* START Rows *
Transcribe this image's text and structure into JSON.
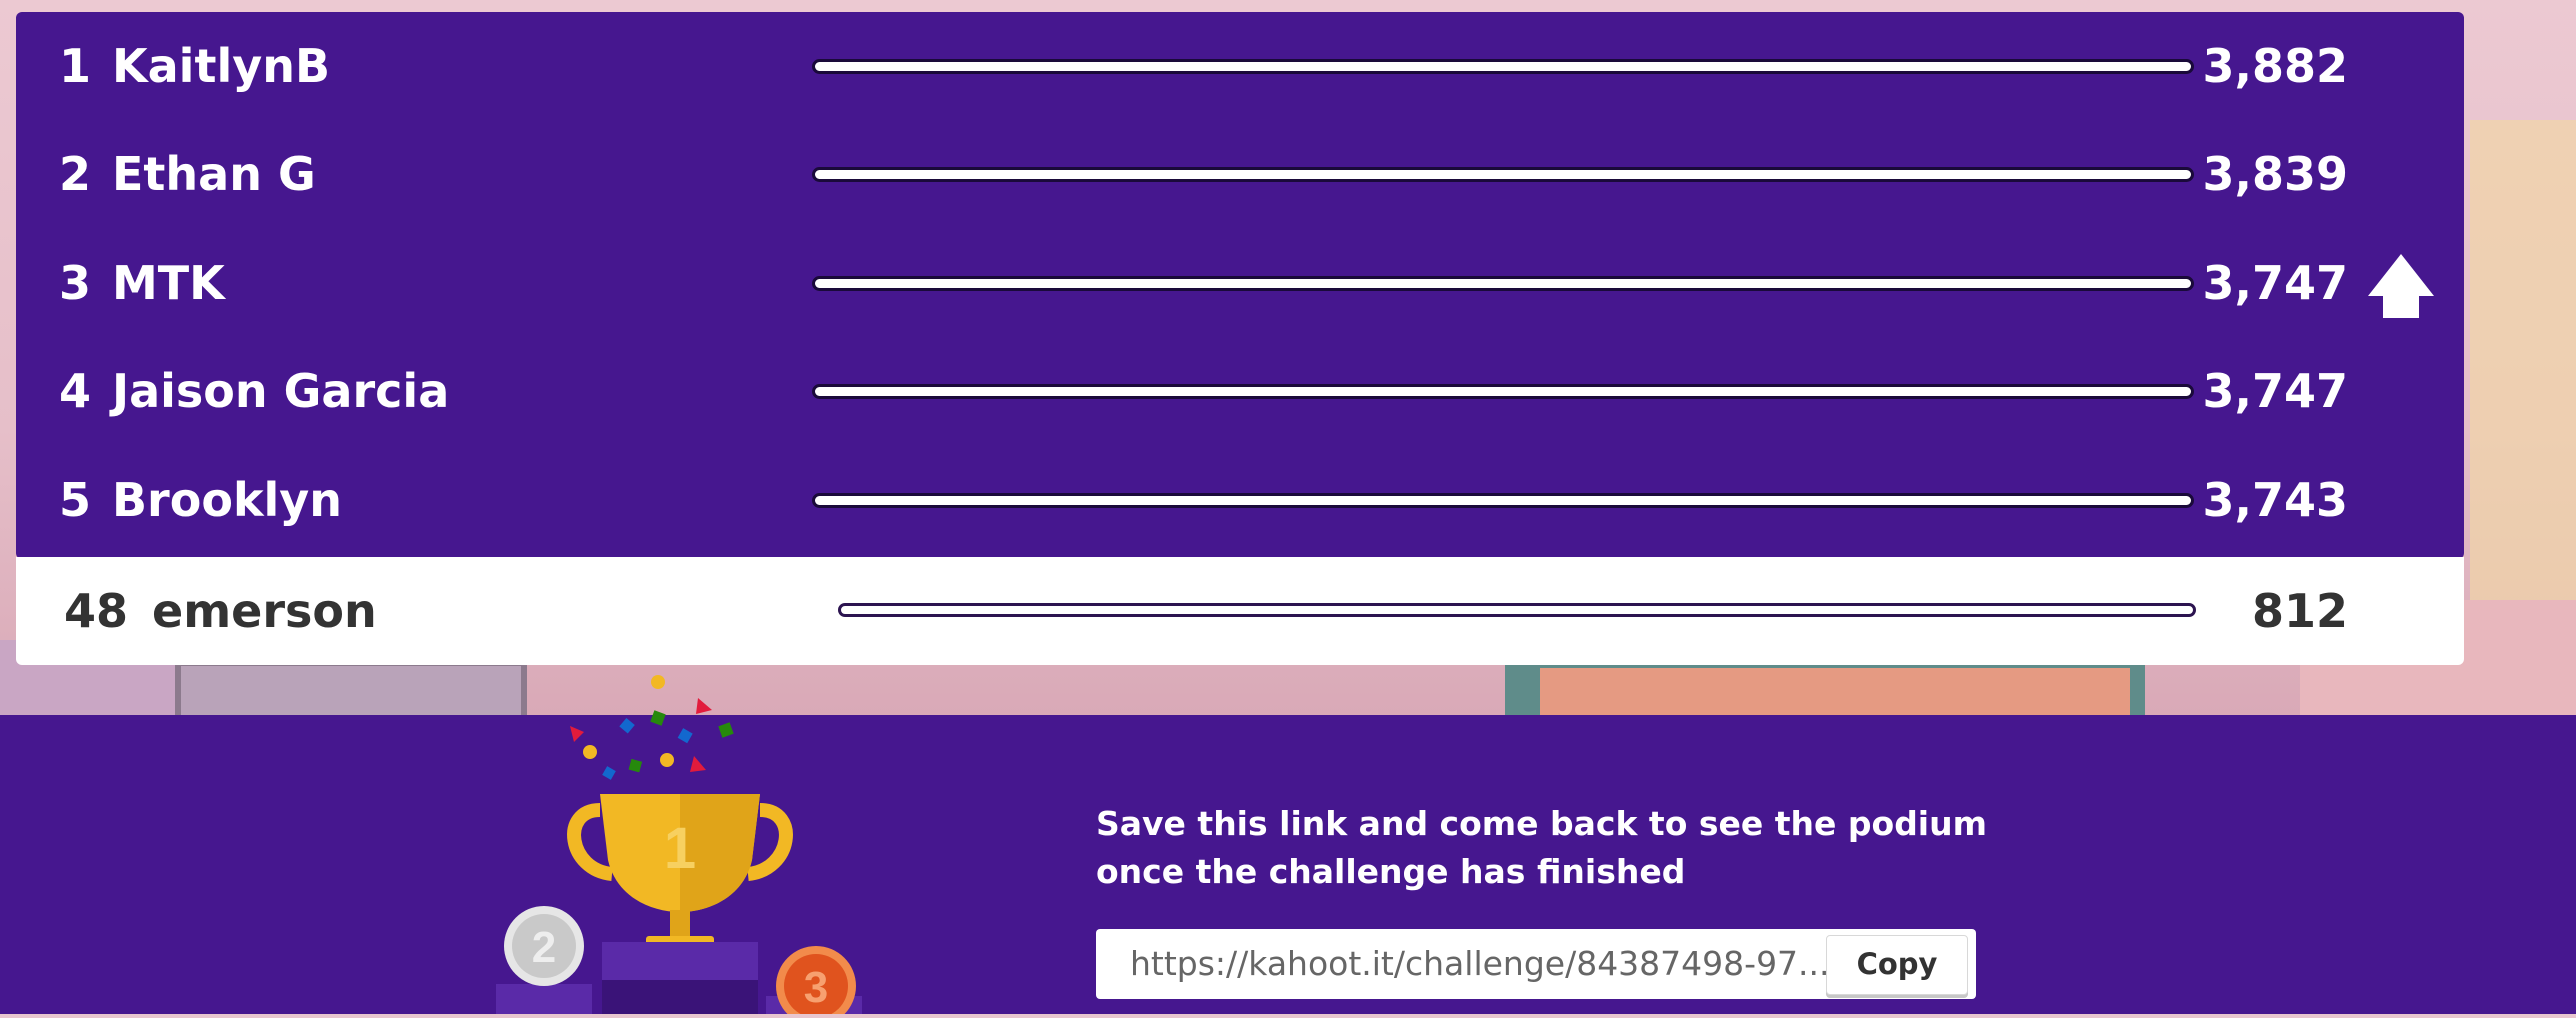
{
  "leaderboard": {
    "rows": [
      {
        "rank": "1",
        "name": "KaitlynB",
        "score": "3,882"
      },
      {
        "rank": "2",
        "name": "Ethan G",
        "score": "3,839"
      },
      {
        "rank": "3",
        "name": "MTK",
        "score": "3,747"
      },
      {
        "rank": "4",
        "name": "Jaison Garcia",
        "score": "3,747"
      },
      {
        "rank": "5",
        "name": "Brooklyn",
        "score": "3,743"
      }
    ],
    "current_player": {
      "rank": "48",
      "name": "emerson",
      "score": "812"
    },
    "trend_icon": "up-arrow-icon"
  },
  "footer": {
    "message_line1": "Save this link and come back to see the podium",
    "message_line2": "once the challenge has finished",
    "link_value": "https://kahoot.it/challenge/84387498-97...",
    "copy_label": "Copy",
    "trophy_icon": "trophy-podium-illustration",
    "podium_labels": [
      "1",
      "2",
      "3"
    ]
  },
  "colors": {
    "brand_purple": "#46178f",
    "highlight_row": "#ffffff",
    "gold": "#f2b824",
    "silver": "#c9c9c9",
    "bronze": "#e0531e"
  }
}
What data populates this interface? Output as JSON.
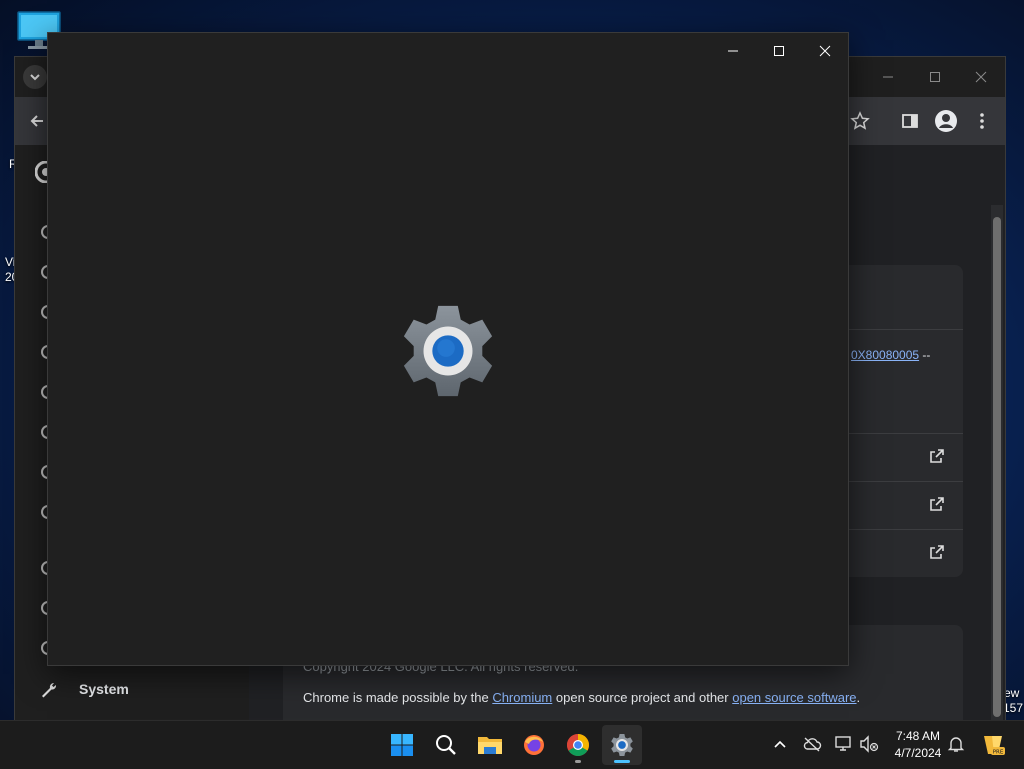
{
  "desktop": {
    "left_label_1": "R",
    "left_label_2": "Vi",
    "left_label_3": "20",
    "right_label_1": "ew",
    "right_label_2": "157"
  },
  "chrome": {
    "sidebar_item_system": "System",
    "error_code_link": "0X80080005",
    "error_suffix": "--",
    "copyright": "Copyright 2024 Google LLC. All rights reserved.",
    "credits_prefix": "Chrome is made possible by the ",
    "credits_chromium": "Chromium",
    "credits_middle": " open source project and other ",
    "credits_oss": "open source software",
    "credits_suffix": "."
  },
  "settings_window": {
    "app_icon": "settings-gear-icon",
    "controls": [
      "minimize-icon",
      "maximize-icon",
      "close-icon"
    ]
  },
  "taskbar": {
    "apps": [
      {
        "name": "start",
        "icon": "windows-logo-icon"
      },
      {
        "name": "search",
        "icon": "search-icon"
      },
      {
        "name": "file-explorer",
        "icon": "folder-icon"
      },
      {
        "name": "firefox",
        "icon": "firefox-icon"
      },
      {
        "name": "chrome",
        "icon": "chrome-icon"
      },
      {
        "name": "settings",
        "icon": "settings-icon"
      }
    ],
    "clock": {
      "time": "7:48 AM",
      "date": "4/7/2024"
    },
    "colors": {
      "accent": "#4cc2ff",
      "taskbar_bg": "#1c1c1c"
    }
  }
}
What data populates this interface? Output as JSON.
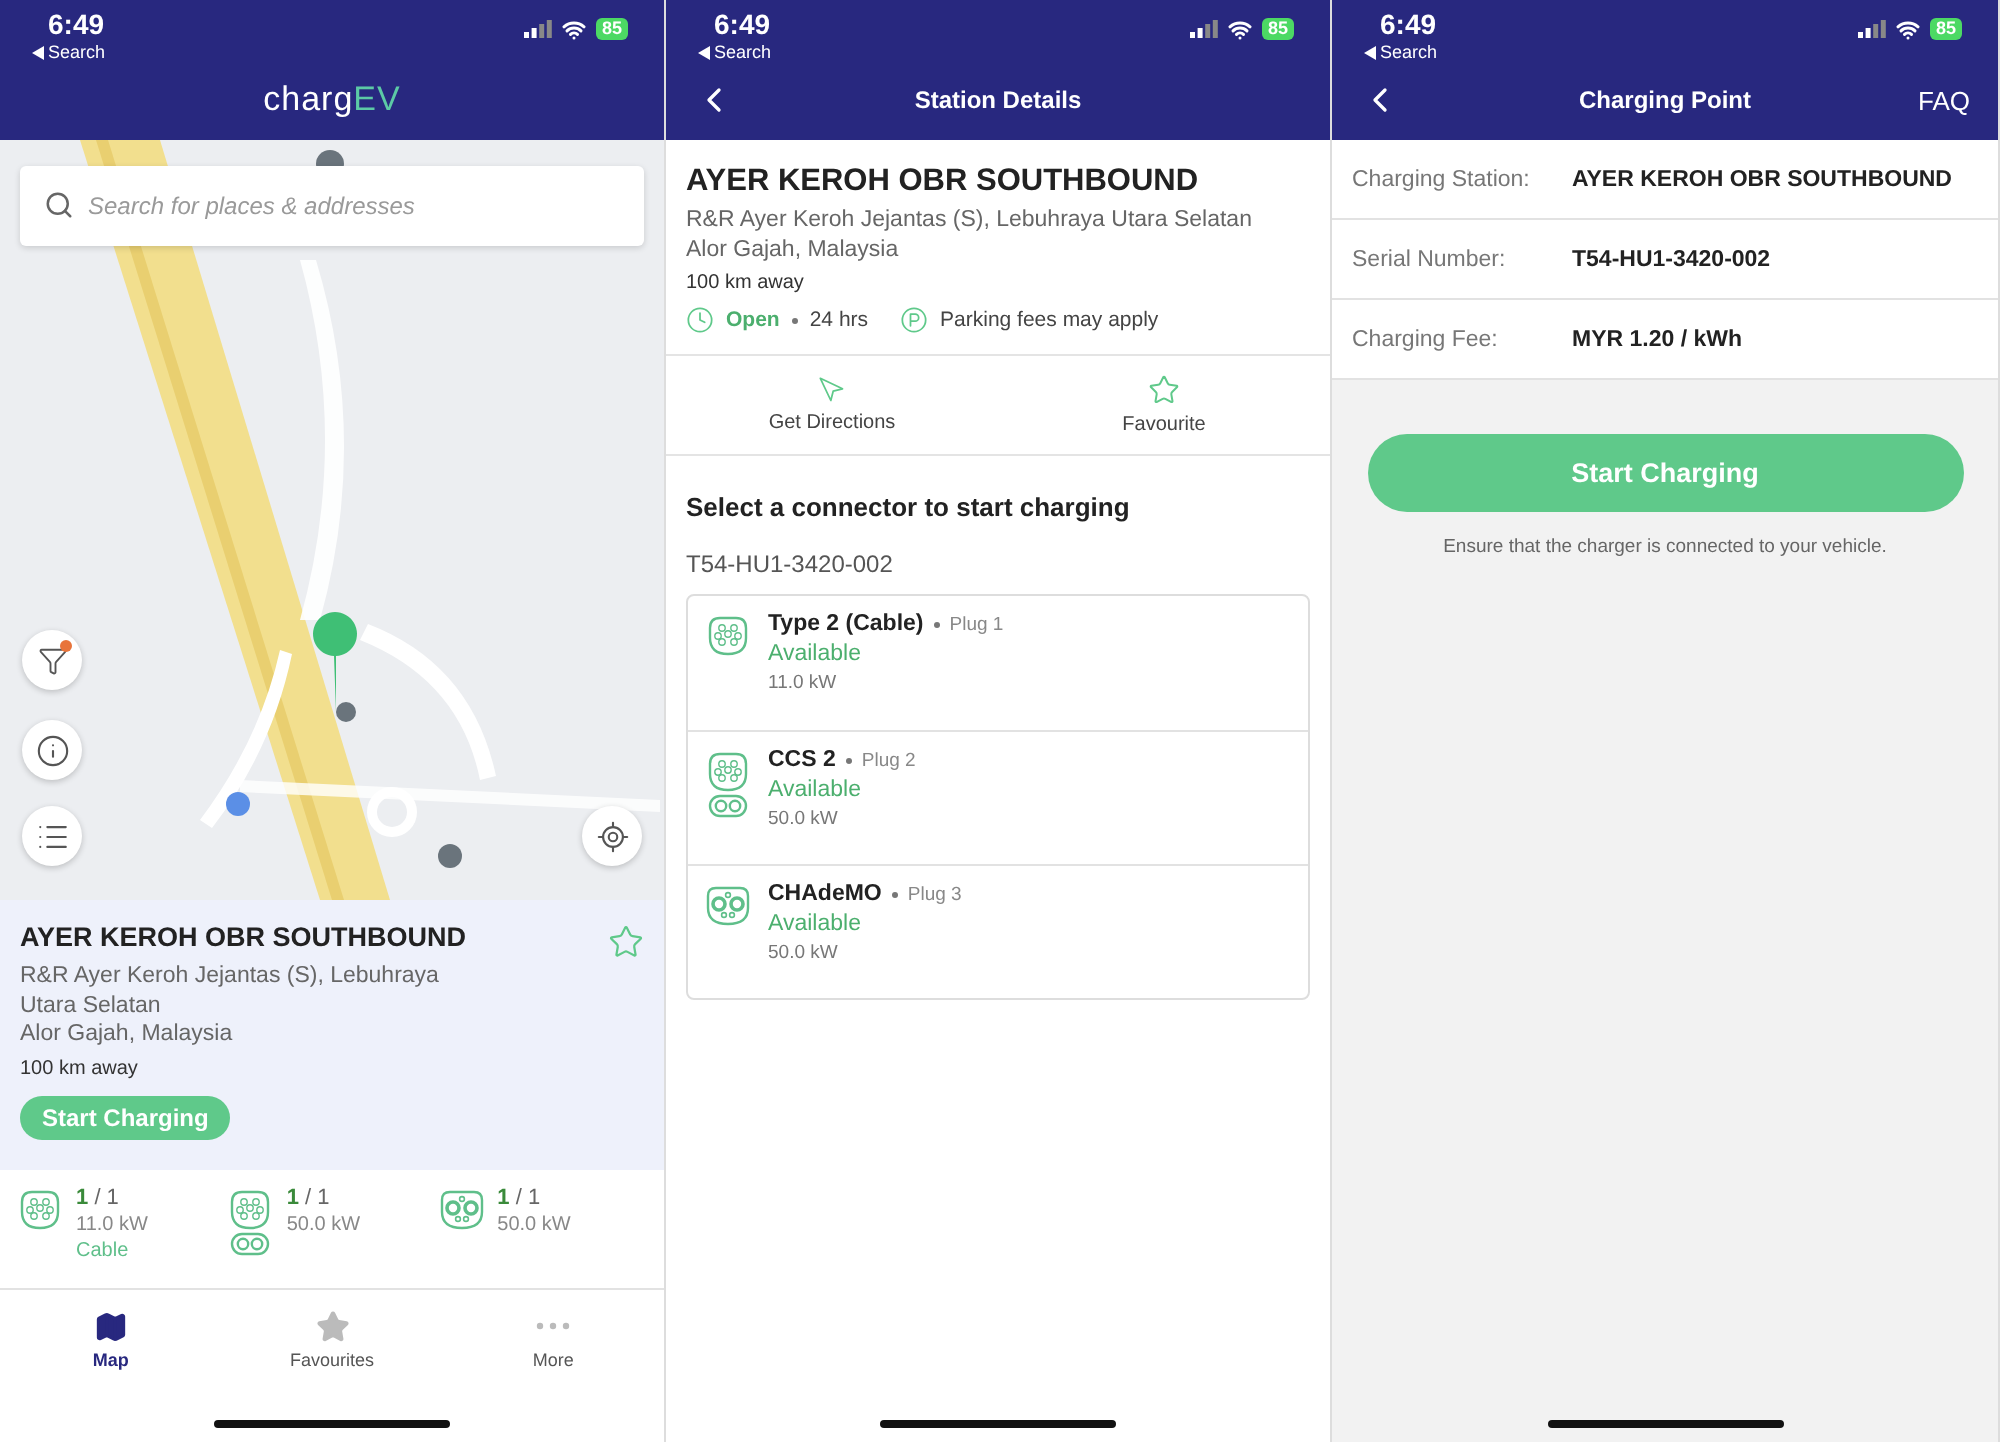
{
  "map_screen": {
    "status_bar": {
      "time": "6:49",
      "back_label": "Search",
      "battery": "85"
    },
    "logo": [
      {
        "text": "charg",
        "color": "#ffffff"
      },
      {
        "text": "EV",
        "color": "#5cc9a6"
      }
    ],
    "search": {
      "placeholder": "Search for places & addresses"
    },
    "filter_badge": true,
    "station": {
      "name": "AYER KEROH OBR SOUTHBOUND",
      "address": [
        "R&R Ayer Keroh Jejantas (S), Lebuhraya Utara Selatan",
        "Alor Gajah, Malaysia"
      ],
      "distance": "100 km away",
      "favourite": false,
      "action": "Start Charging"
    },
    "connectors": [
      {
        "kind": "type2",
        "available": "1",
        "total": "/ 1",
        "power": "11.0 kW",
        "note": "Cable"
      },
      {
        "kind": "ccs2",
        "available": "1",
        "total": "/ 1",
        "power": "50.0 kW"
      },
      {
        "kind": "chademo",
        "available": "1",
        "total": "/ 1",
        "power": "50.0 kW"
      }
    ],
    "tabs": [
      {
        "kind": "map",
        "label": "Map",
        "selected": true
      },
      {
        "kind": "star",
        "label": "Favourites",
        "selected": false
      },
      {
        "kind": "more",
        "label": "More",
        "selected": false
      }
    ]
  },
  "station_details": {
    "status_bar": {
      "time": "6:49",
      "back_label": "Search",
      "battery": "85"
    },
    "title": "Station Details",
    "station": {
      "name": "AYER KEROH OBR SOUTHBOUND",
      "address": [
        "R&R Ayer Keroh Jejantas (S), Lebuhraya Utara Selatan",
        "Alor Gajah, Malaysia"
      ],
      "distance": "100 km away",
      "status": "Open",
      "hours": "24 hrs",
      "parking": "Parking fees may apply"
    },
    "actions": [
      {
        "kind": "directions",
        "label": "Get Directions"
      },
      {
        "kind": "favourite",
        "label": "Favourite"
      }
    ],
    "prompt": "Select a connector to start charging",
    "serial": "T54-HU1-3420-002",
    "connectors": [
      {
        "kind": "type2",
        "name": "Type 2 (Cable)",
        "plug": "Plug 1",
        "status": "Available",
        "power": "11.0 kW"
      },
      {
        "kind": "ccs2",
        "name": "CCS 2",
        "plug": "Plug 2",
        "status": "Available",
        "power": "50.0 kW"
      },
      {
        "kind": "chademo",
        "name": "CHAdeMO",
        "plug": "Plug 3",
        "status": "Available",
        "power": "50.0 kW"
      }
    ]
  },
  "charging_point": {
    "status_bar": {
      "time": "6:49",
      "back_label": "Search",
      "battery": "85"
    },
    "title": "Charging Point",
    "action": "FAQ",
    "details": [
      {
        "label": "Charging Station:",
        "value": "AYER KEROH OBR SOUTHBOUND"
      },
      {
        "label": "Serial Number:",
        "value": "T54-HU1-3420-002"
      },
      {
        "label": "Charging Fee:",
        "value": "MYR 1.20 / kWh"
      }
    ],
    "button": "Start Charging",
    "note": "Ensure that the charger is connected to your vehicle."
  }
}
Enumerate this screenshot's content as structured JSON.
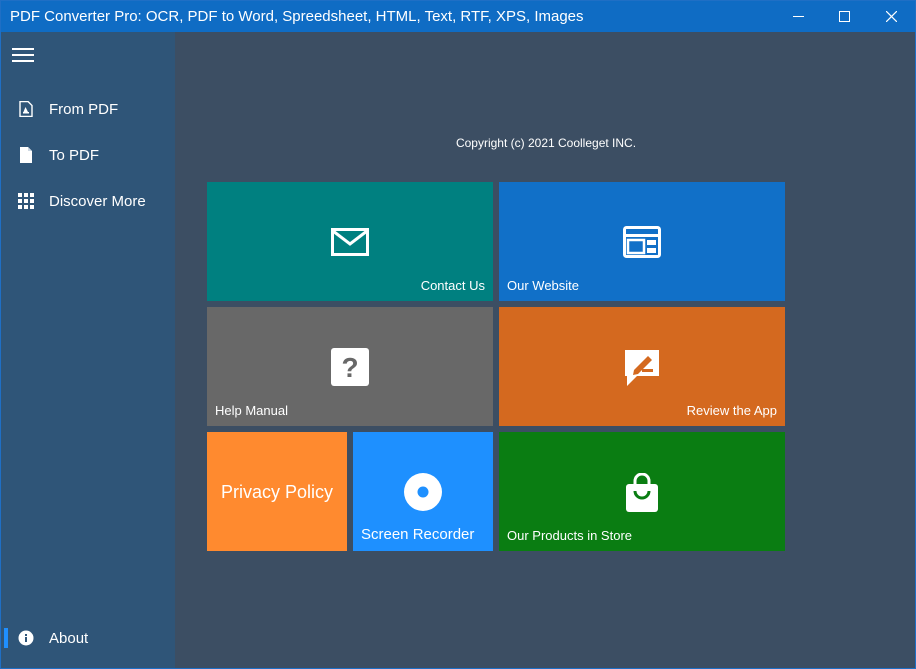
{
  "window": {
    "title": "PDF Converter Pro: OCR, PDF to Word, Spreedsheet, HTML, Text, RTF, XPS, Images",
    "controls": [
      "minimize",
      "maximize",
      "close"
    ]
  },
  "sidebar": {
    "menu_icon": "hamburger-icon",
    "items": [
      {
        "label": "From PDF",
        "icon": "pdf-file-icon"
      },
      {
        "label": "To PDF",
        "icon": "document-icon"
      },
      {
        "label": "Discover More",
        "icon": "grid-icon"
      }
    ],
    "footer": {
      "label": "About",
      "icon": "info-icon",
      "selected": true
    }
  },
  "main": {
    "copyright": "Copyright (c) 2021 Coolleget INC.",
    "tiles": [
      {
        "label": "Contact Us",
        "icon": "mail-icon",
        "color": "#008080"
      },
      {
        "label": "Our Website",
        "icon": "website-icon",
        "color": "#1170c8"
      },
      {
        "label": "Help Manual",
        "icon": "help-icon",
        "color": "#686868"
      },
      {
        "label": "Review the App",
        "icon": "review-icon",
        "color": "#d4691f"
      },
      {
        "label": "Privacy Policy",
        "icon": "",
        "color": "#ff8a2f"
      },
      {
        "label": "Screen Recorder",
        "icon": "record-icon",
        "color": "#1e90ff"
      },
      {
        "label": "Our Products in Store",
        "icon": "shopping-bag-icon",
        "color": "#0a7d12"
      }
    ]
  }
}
* END Rows *
▶ [Exercise details]:
Copy every line of the listing that includes the string "selected".

▶ [Task response]:
        "selected": true
        "selected": false
        "selected": false
      "selected": true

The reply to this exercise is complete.